» What is asked
Gather, from the data below, each line in which the word "времени" occurs.

□ □ □ □ □

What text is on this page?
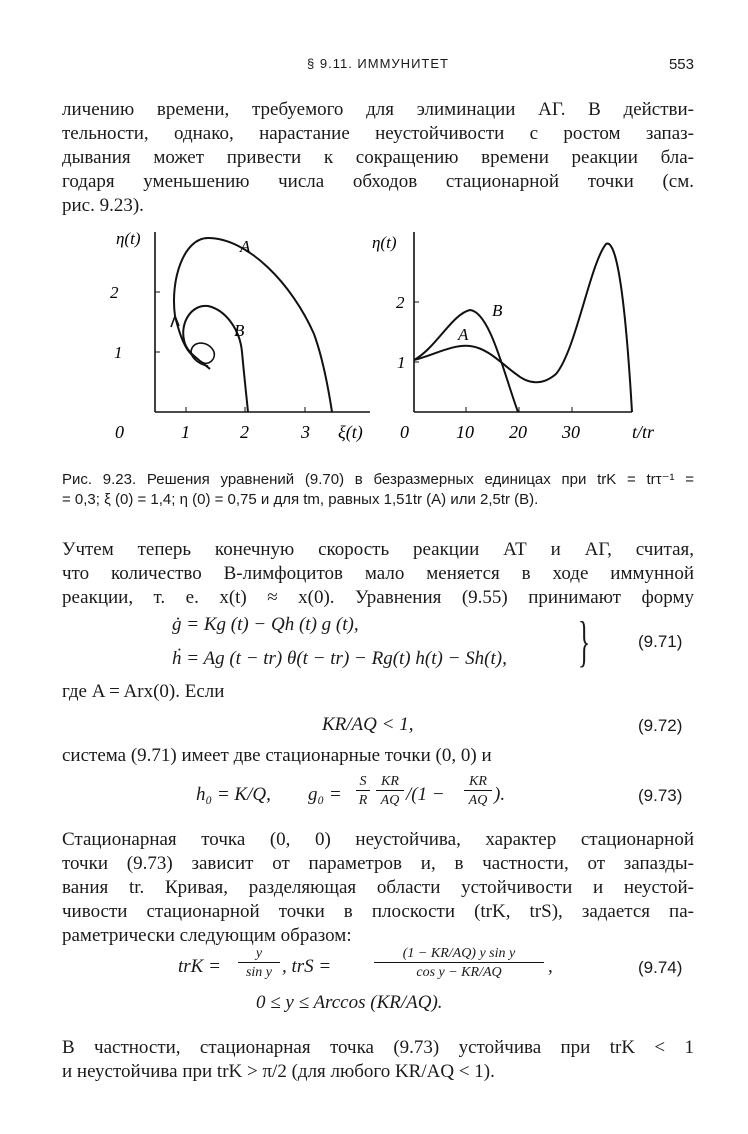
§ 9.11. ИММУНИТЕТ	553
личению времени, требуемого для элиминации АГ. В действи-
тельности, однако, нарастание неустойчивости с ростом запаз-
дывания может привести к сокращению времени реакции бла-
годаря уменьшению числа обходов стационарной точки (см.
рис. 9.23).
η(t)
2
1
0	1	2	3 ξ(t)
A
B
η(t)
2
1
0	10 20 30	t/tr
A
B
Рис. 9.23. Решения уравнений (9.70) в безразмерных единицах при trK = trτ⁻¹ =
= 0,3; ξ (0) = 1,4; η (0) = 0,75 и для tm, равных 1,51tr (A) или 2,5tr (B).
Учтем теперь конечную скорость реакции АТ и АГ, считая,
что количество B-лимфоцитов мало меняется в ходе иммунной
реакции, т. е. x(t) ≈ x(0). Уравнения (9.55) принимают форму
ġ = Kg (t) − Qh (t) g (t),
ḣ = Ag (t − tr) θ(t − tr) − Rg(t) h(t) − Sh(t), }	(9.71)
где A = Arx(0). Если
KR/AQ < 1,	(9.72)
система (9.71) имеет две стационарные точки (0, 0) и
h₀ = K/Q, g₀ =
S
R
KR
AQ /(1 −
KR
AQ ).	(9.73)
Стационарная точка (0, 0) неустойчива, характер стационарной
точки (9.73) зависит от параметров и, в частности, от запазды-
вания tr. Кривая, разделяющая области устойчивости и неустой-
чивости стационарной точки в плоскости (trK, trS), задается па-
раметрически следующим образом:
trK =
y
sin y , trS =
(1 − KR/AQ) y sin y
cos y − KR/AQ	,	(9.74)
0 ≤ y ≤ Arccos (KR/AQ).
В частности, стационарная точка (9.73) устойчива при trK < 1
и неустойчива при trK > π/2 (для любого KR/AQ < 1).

□ □ □ □ □

» Task result
личению времени, требуемого для элиминации АГ. В действи-
дывания может привести к сокращению времени реакции бла-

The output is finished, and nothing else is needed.